─── PROVIDED INFORMATION ───

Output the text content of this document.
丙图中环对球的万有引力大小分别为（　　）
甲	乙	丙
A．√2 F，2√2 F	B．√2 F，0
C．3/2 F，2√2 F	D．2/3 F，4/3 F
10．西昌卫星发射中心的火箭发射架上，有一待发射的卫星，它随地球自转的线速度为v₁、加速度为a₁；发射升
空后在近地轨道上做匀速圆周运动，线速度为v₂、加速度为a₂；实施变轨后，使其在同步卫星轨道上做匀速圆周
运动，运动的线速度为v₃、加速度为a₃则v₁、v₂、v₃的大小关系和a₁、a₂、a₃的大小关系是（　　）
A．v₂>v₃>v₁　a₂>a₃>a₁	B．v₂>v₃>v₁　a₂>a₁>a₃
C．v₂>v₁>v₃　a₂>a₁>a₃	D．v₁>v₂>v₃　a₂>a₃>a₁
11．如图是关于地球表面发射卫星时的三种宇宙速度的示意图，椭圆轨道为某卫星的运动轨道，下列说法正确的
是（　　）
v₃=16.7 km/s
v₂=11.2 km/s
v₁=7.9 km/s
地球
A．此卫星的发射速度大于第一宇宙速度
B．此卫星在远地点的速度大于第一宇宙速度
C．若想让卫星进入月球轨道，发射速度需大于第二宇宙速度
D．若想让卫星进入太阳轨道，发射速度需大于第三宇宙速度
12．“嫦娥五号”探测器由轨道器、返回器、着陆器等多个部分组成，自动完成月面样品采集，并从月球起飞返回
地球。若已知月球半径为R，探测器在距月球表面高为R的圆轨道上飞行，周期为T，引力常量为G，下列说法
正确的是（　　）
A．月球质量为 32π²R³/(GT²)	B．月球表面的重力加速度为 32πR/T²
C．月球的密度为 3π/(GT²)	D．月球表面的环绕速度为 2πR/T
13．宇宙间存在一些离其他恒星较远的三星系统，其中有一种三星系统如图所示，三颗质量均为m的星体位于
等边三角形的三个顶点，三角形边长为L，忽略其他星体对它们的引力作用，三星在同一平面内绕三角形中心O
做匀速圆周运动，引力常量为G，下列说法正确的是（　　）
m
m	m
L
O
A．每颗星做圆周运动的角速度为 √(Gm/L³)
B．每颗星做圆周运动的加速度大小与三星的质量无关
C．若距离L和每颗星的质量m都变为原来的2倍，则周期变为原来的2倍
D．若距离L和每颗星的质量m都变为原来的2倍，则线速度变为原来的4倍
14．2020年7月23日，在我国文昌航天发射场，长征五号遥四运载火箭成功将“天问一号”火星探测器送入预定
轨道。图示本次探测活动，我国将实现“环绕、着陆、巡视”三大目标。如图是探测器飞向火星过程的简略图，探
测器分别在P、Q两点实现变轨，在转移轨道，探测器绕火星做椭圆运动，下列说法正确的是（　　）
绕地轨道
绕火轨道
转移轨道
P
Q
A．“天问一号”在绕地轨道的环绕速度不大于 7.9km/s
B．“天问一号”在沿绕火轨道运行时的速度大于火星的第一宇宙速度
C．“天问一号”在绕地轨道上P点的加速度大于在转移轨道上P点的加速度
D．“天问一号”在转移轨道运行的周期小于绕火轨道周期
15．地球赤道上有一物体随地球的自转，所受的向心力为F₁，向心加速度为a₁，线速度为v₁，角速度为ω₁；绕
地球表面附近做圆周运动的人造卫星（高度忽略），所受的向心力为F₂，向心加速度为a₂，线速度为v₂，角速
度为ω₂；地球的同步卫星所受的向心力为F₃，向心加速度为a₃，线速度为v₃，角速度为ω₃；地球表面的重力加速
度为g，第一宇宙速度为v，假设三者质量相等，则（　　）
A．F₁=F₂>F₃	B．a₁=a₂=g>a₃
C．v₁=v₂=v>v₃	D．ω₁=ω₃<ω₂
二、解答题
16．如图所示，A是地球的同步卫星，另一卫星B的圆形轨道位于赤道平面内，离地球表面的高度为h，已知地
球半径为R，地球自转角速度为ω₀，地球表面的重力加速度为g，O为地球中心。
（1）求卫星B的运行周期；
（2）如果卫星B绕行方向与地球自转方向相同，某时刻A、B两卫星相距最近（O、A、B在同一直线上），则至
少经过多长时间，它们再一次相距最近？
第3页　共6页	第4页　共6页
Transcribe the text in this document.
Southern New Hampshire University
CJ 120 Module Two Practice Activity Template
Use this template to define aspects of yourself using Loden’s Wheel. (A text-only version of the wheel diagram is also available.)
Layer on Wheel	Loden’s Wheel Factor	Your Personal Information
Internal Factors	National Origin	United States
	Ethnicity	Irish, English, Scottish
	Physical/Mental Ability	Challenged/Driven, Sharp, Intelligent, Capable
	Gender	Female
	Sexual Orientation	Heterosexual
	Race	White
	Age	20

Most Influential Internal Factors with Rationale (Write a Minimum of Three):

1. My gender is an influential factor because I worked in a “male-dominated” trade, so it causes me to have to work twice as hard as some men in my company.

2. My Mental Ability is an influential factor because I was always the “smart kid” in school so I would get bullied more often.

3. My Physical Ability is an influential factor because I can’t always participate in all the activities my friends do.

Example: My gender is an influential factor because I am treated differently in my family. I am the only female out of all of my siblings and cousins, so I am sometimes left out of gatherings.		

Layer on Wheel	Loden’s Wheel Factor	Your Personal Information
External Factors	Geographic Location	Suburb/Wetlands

───

THE TASK — Figure out how many lines above include the string "Physical", then report that number and nothing else.

TASK OUTPUT — 2